[Problem to work on] Copy every line of the material below verbatim, changing nothing.

[Dataset items]
○ ○ ○ ○ ○
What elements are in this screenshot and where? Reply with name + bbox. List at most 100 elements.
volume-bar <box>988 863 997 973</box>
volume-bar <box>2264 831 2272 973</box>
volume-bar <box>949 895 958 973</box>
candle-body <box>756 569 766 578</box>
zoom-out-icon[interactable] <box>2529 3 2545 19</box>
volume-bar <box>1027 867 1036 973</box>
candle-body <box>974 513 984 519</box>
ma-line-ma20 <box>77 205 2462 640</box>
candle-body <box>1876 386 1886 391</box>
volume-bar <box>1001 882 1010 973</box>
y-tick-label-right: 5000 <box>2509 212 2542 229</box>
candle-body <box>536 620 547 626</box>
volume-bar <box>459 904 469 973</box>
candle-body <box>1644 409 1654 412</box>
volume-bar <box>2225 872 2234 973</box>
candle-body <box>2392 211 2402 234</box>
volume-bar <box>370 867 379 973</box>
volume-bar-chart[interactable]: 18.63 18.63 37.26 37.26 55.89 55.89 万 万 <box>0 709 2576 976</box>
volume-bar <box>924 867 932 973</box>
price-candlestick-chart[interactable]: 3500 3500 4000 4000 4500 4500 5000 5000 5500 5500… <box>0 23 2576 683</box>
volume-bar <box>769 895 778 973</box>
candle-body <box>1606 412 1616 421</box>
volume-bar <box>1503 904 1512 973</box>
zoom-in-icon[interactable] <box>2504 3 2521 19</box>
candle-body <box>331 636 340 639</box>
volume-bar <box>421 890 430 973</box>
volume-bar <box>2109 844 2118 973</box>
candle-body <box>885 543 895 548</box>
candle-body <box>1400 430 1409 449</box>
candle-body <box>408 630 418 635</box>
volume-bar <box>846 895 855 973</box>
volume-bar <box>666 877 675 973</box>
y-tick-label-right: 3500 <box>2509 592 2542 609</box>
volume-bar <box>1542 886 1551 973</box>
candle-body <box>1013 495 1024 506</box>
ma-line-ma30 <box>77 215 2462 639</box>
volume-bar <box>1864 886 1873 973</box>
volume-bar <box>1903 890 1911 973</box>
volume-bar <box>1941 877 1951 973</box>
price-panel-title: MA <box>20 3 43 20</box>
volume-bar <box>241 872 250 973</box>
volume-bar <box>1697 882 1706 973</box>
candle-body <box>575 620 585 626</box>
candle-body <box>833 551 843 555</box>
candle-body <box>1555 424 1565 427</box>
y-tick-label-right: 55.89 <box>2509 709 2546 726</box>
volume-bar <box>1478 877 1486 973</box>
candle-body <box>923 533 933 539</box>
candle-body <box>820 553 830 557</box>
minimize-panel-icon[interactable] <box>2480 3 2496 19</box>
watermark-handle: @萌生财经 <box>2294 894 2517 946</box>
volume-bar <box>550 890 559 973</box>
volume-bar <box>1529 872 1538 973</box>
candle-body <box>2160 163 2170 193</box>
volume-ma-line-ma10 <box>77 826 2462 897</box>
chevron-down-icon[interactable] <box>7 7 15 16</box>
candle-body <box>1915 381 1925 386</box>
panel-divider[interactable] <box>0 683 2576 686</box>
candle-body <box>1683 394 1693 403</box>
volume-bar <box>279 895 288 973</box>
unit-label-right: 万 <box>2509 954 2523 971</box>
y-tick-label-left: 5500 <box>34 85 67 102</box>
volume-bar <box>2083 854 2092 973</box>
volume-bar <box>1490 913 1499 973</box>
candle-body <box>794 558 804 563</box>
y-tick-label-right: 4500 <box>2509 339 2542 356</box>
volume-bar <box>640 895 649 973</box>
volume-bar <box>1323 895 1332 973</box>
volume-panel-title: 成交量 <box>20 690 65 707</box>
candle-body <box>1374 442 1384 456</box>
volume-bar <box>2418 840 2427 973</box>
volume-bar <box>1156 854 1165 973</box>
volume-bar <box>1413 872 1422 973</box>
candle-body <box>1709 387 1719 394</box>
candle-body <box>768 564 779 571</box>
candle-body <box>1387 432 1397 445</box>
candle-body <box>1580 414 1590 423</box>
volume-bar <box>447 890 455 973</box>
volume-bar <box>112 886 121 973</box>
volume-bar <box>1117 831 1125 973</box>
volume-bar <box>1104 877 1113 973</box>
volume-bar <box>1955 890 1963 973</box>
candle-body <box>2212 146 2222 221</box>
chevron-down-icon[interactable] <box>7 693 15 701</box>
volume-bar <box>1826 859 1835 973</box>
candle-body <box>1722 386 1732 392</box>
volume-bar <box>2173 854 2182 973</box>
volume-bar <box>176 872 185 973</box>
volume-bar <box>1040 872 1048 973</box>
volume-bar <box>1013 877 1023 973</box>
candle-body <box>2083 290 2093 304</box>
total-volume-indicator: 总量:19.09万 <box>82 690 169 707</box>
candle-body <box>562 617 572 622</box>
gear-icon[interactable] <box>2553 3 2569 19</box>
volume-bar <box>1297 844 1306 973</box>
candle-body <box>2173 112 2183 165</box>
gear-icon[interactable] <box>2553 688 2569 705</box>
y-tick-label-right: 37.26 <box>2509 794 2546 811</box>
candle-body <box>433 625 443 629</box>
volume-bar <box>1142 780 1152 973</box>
○ ○ ○ ○ ○
[Problem solution]
What elements are in this screenshot and where? Reply with name + bbox. List at most 100 elements.
volume-bar <box>988 863 997 973</box>
volume-bar <box>2264 831 2272 973</box>
volume-bar <box>949 895 958 973</box>
candle-body <box>756 569 766 578</box>
zoom-out-icon[interactable] <box>2529 3 2545 19</box>
volume-bar <box>1027 867 1036 973</box>
candle-body <box>974 513 984 519</box>
ma-line-ma20 <box>77 205 2462 640</box>
candle-body <box>1876 386 1886 391</box>
volume-bar <box>1001 882 1010 973</box>
y-tick-label-right: 5000 <box>2509 212 2542 229</box>
candle-body <box>536 620 547 626</box>
volume-bar <box>459 904 469 973</box>
candle-body <box>1644 409 1654 412</box>
volume-bar <box>2225 872 2234 973</box>
candle-body <box>2392 211 2402 234</box>
volume-bar <box>370 867 379 973</box>
volume-bar-chart[interactable]: 18.63 18.63 37.26 37.26 55.89 55.89 万 万 <box>0 709 2576 976</box>
volume-bar <box>924 867 932 973</box>
price-candlestick-chart[interactable]: 3500 3500 4000 4000 4500 4500 5000 5000 5500 5500… <box>0 23 2576 683</box>
volume-bar <box>769 895 778 973</box>
candle-body <box>1606 412 1616 421</box>
volume-bar <box>1503 904 1512 973</box>
zoom-in-icon[interactable] <box>2504 3 2521 19</box>
candle-body <box>331 636 340 639</box>
volume-bar <box>421 890 430 973</box>
volume-bar <box>2109 844 2118 973</box>
candle-body <box>885 543 895 548</box>
candle-body <box>1400 430 1409 449</box>
candle-body <box>408 630 418 635</box>
volume-bar <box>846 895 855 973</box>
volume-bar <box>666 877 675 973</box>
y-tick-label-right: 3500 <box>2509 592 2542 609</box>
volume-bar <box>1542 886 1551 973</box>
candle-body <box>1013 495 1024 506</box>
ma-line-ma30 <box>77 215 2462 639</box>
volume-bar <box>1864 886 1873 973</box>
volume-bar <box>1903 890 1911 973</box>
volume-bar <box>1941 877 1951 973</box>
price-panel-title: MA <box>20 3 43 20</box>
volume-bar <box>241 872 250 973</box>
volume-bar <box>1697 882 1706 973</box>
candle-body <box>575 620 585 626</box>
candle-body <box>833 551 843 555</box>
candle-body <box>1555 424 1565 427</box>
y-tick-label-right: 55.89 <box>2509 709 2546 726</box>
volume-bar <box>1478 877 1486 973</box>
candle-body <box>923 533 933 539</box>
candle-body <box>820 553 830 557</box>
minimize-panel-icon[interactable] <box>2480 3 2496 19</box>
watermark-handle: @萌生财经 <box>2294 894 2517 946</box>
volume-bar <box>550 890 559 973</box>
volume-bar <box>1529 872 1538 973</box>
candle-body <box>2160 163 2170 193</box>
volume-ma-line-ma10 <box>77 826 2462 897</box>
chevron-down-icon[interactable] <box>7 7 15 16</box>
candle-body <box>1915 381 1925 386</box>
panel-divider[interactable] <box>0 683 2576 686</box>
candle-body <box>1683 394 1693 403</box>
volume-bar <box>279 895 288 973</box>
unit-label-right: 万 <box>2509 954 2523 971</box>
y-tick-label-left: 5500 <box>34 85 67 102</box>
volume-bar <box>2083 854 2092 973</box>
volume-bar <box>1490 913 1499 973</box>
candle-body <box>794 558 804 563</box>
y-tick-label-right: 4500 <box>2509 339 2542 356</box>
volume-bar <box>640 895 649 973</box>
volume-bar <box>1323 895 1332 973</box>
volume-panel-title: 成交量 <box>20 690 65 707</box>
candle-body <box>1374 442 1384 456</box>
volume-bar <box>2418 840 2427 973</box>
volume-bar <box>1156 854 1165 973</box>
volume-bar <box>1413 872 1422 973</box>
candle-body <box>1709 387 1719 394</box>
candle-body <box>768 564 779 571</box>
candle-body <box>1387 432 1397 445</box>
candle-body <box>1580 414 1590 423</box>
volume-bar <box>447 890 455 973</box>
volume-bar <box>112 886 121 973</box>
volume-bar <box>1117 831 1125 973</box>
volume-bar <box>1104 877 1113 973</box>
volume-bar <box>1955 890 1963 973</box>
candle-body <box>2212 146 2222 221</box>
chevron-down-icon[interactable] <box>7 693 15 701</box>
volume-bar <box>1826 859 1835 973</box>
candle-body <box>1722 386 1732 392</box>
volume-bar <box>2173 854 2182 973</box>
volume-bar <box>176 872 185 973</box>
volume-bar <box>1040 872 1048 973</box>
volume-bar <box>1013 877 1023 973</box>
candle-body <box>2083 290 2093 304</box>
total-volume-indicator: 总量:19.09万 <box>82 690 169 707</box>
candle-body <box>562 617 572 622</box>
gear-icon[interactable] <box>2553 3 2569 19</box>
volume-bar <box>1297 844 1306 973</box>
candle-body <box>2173 112 2183 165</box>
gear-icon[interactable] <box>2553 688 2569 705</box>
y-tick-label-right: 37.26 <box>2509 794 2546 811</box>
candle-body <box>433 625 443 629</box>
volume-bar <box>1142 780 1152 973</box>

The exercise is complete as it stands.